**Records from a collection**

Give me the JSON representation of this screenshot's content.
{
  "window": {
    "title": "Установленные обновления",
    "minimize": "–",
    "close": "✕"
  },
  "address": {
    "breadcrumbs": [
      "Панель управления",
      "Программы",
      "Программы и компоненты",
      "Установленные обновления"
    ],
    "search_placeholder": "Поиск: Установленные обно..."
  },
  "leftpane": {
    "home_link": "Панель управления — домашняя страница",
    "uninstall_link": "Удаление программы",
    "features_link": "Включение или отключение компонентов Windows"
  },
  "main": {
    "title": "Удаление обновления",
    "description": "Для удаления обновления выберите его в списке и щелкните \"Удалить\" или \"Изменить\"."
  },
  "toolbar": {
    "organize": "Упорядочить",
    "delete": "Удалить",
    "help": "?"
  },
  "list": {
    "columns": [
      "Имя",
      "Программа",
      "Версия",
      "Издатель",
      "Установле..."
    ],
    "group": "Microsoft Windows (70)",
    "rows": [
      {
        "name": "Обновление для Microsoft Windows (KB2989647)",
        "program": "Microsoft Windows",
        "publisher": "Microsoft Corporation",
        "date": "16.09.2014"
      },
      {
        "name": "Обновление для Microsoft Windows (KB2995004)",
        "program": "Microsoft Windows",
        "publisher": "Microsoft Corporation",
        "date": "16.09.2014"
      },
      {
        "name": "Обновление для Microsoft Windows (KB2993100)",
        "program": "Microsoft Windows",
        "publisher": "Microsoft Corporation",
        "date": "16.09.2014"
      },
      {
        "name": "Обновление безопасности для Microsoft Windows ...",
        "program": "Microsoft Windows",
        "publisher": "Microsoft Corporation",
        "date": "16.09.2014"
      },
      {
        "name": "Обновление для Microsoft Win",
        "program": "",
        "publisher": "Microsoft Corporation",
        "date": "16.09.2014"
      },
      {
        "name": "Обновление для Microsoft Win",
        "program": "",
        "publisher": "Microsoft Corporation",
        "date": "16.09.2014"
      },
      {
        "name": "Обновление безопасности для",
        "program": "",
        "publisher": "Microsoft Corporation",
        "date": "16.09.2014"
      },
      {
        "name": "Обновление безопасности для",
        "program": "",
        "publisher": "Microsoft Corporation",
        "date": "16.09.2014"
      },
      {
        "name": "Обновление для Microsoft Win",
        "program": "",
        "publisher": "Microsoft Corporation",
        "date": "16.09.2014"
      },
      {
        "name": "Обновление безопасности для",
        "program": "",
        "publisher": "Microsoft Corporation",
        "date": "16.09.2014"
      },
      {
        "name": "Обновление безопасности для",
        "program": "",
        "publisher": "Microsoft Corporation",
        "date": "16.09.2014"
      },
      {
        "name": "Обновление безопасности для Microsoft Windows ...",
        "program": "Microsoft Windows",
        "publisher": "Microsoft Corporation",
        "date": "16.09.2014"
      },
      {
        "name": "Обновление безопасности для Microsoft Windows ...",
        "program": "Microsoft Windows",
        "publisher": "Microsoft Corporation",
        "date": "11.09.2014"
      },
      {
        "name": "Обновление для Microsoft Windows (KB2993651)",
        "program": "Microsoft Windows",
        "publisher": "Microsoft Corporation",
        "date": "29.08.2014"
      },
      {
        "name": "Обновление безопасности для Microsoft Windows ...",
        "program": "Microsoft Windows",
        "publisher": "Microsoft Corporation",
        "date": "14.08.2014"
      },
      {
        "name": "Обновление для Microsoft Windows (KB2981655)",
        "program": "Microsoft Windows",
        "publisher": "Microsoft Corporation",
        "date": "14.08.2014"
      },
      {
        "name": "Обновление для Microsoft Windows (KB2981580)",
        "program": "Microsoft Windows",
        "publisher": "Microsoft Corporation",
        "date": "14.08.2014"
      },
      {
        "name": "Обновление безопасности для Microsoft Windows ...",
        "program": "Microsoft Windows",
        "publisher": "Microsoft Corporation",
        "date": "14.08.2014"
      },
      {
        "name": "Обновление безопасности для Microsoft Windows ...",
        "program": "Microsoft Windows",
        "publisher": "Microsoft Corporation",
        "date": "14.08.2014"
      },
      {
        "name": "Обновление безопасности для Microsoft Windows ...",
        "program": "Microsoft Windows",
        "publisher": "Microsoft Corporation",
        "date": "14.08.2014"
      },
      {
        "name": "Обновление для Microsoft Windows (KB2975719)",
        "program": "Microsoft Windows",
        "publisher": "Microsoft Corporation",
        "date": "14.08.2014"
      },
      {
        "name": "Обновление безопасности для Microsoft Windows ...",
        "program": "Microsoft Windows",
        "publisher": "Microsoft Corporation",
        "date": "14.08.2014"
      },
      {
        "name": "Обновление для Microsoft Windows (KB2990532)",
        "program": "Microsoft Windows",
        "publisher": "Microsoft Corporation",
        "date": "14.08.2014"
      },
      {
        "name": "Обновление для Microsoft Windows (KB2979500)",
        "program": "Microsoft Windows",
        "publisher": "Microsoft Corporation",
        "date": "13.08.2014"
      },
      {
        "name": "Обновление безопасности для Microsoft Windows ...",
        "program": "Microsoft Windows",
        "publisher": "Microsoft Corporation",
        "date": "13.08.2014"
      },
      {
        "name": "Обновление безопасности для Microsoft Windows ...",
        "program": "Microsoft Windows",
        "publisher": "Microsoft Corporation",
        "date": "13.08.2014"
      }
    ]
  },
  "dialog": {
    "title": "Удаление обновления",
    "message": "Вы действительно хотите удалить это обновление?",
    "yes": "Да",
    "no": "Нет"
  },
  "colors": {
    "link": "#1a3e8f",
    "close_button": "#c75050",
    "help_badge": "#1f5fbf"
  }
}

**Brief**
Every entry above should be retyped exactly as shown.

**The output**
Give me the JSON representation of this screenshot's content.
{
  "window": {
    "title": "Установленные обновления",
    "minimize": "–",
    "close": "✕"
  },
  "address": {
    "breadcrumbs": [
      "Панель управления",
      "Программы",
      "Программы и компоненты",
      "Установленные обновления"
    ],
    "search_placeholder": "Поиск: Установленные обно..."
  },
  "leftpane": {
    "home_link": "Панель управления — домашняя страница",
    "uninstall_link": "Удаление программы",
    "features_link": "Включение или отключение компонентов Windows"
  },
  "main": {
    "title": "Удаление обновления",
    "description": "Для удаления обновления выберите его в списке и щелкните \"Удалить\" или \"Изменить\"."
  },
  "toolbar": {
    "organize": "Упорядочить",
    "delete": "Удалить",
    "help": "?"
  },
  "list": {
    "columns": [
      "Имя",
      "Программа",
      "Версия",
      "Издатель",
      "Установле..."
    ],
    "group": "Microsoft Windows (70)",
    "rows": [
      {
        "name": "Обновление для Microsoft Windows (KB2989647)",
        "program": "Microsoft Windows",
        "publisher": "Microsoft Corporation",
        "date": "16.09.2014"
      },
      {
        "name": "Обновление для Microsoft Windows (KB2995004)",
        "program": "Microsoft Windows",
        "publisher": "Microsoft Corporation",
        "date": "16.09.2014"
      },
      {
        "name": "Обновление для Microsoft Windows (KB2993100)",
        "program": "Microsoft Windows",
        "publisher": "Microsoft Corporation",
        "date": "16.09.2014"
      },
      {
        "name": "Обновление безопасности для Microsoft Windows ...",
        "program": "Microsoft Windows",
        "publisher": "Microsoft Corporation",
        "date": "16.09.2014"
      },
      {
        "name": "Обновление для Microsoft Win",
        "program": "",
        "publisher": "Microsoft Corporation",
        "date": "16.09.2014"
      },
      {
        "name": "Обновление для Microsoft Win",
        "program": "",
        "publisher": "Microsoft Corporation",
        "date": "16.09.2014"
      },
      {
        "name": "Обновление безопасности для",
        "program": "",
        "publisher": "Microsoft Corporation",
        "date": "16.09.2014"
      },
      {
        "name": "Обновление безопасности для",
        "program": "",
        "publisher": "Microsoft Corporation",
        "date": "16.09.2014"
      },
      {
        "name": "Обновление для Microsoft Win",
        "program": "",
        "publisher": "Microsoft Corporation",
        "date": "16.09.2014"
      },
      {
        "name": "Обновление безопасности для",
        "program": "",
        "publisher": "Microsoft Corporation",
        "date": "16.09.2014"
      },
      {
        "name": "Обновление безопасности для",
        "program": "",
        "publisher": "Microsoft Corporation",
        "date": "16.09.2014"
      },
      {
        "name": "Обновление безопасности для Microsoft Windows ...",
        "program": "Microsoft Windows",
        "publisher": "Microsoft Corporation",
        "date": "16.09.2014"
      },
      {
        "name": "Обновление безопасности для Microsoft Windows ...",
        "program": "Microsoft Windows",
        "publisher": "Microsoft Corporation",
        "date": "11.09.2014"
      },
      {
        "name": "Обновление для Microsoft Windows (KB2993651)",
        "program": "Microsoft Windows",
        "publisher": "Microsoft Corporation",
        "date": "29.08.2014"
      },
      {
        "name": "Обновление безопасности для Microsoft Windows ...",
        "program": "Microsoft Windows",
        "publisher": "Microsoft Corporation",
        "date": "14.08.2014"
      },
      {
        "name": "Обновление для Microsoft Windows (KB2981655)",
        "program": "Microsoft Windows",
        "publisher": "Microsoft Corporation",
        "date": "14.08.2014"
      },
      {
        "name": "Обновление для Microsoft Windows (KB2981580)",
        "program": "Microsoft Windows",
        "publisher": "Microsoft Corporation",
        "date": "14.08.2014"
      },
      {
        "name": "Обновление безопасности для Microsoft Windows ...",
        "program": "Microsoft Windows",
        "publisher": "Microsoft Corporation",
        "date": "14.08.2014"
      },
      {
        "name": "Обновление безопасности для Microsoft Windows ...",
        "program": "Microsoft Windows",
        "publisher": "Microsoft Corporation",
        "date": "14.08.2014"
      },
      {
        "name": "Обновление безопасности для Microsoft Windows ...",
        "program": "Microsoft Windows",
        "publisher": "Microsoft Corporation",
        "date": "14.08.2014"
      },
      {
        "name": "Обновление для Microsoft Windows (KB2975719)",
        "program": "Microsoft Windows",
        "publisher": "Microsoft Corporation",
        "date": "14.08.2014"
      },
      {
        "name": "Обновление безопасности для Microsoft Windows ...",
        "program": "Microsoft Windows",
        "publisher": "Microsoft Corporation",
        "date": "14.08.2014"
      },
      {
        "name": "Обновление для Microsoft Windows (KB2990532)",
        "program": "Microsoft Windows",
        "publisher": "Microsoft Corporation",
        "date": "14.08.2014"
      },
      {
        "name": "Обновление для Microsoft Windows (KB2979500)",
        "program": "Microsoft Windows",
        "publisher": "Microsoft Corporation",
        "date": "13.08.2014"
      },
      {
        "name": "Обновление безопасности для Microsoft Windows ...",
        "program": "Microsoft Windows",
        "publisher": "Microsoft Corporation",
        "date": "13.08.2014"
      },
      {
        "name": "Обновление безопасности для Microsoft Windows ...",
        "program": "Microsoft Windows",
        "publisher": "Microsoft Corporation",
        "date": "13.08.2014"
      }
    ]
  },
  "dialog": {
    "title": "Удаление обновления",
    "message": "Вы действительно хотите удалить это обновление?",
    "yes": "Да",
    "no": "Нет"
  },
  "colors": {
    "link": "#1a3e8f",
    "close_button": "#c75050",
    "help_badge": "#1f5fbf"
  }
}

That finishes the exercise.